[START PROVIDED DATA]

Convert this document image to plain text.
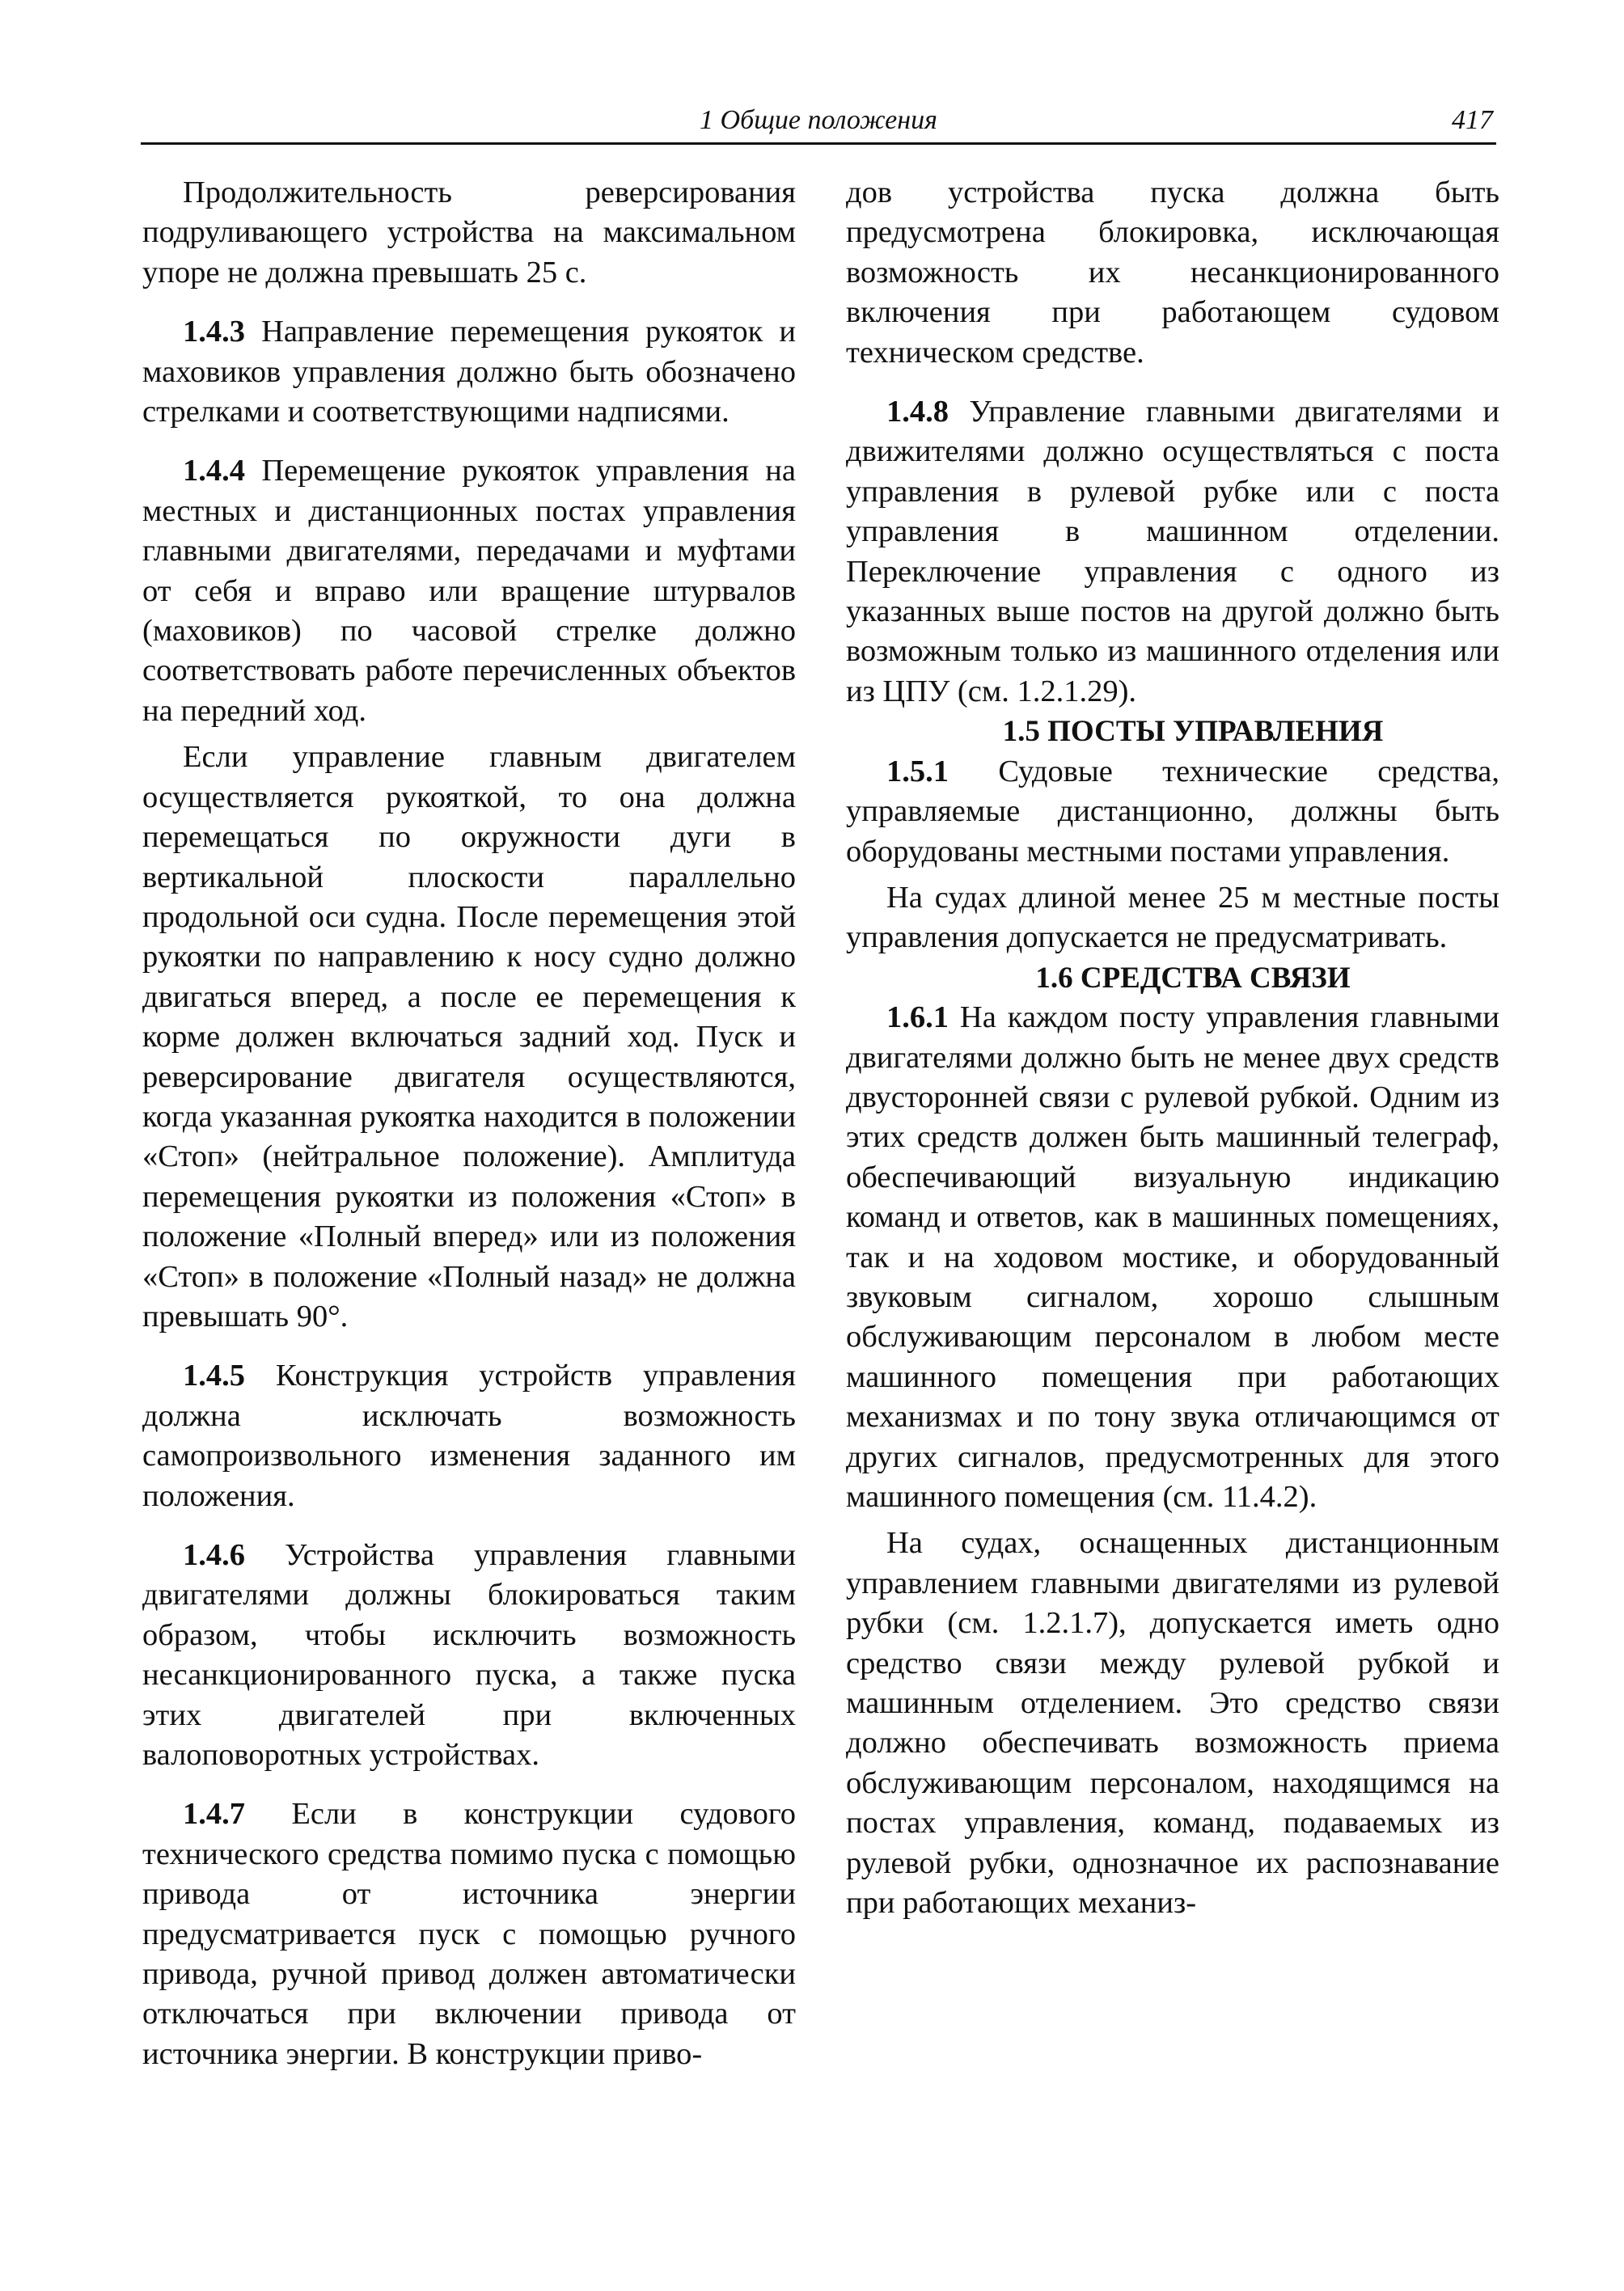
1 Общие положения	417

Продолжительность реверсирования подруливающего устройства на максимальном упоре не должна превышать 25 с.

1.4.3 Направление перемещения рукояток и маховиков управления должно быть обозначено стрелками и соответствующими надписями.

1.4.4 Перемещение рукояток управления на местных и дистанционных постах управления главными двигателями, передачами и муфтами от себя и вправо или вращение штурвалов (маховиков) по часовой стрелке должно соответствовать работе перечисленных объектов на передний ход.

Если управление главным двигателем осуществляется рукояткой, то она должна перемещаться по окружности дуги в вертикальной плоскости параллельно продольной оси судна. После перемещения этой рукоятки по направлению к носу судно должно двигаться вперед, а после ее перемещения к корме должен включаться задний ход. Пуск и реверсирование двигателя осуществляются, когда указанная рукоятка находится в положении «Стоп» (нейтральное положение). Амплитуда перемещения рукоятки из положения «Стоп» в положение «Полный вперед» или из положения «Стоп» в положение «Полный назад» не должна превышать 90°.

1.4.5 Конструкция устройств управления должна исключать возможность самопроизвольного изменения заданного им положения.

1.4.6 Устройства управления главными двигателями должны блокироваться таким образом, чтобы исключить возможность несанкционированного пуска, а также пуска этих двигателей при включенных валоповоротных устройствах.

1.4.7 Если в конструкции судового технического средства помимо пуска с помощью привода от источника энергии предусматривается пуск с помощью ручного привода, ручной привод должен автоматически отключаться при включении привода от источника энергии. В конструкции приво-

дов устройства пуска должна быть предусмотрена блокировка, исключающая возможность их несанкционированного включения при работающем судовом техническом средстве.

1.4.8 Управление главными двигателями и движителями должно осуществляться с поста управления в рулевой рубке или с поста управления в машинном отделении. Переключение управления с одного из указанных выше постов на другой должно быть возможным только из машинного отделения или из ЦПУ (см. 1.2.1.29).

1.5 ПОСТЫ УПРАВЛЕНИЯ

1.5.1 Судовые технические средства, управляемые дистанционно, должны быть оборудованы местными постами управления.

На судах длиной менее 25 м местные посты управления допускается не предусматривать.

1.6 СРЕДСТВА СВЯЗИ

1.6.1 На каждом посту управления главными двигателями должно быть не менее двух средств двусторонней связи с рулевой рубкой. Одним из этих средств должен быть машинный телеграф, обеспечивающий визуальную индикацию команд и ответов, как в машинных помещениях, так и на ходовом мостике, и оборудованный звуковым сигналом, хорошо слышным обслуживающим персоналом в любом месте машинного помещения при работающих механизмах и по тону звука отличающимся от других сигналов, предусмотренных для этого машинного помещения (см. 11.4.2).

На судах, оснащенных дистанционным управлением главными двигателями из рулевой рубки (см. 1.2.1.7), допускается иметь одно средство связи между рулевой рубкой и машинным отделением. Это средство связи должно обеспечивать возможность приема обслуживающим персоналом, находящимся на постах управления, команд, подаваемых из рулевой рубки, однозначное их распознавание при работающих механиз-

[END PROVIDED DATA]

- **STATED TASK**
Pick out every line holding the string "должны" and return it.

- **RESPONSE BELOW**
1.4.6 Устройства управления главными двигателями должны блокироваться таким образом, чтобы исключить возможность несанкционированного пуска, а также пуска этих двигателей при включенных валоповоротных устройствах.
1.5.1 Судовые технические средства, управляемые дистанционно, должны быть оборудованы местными постами управления.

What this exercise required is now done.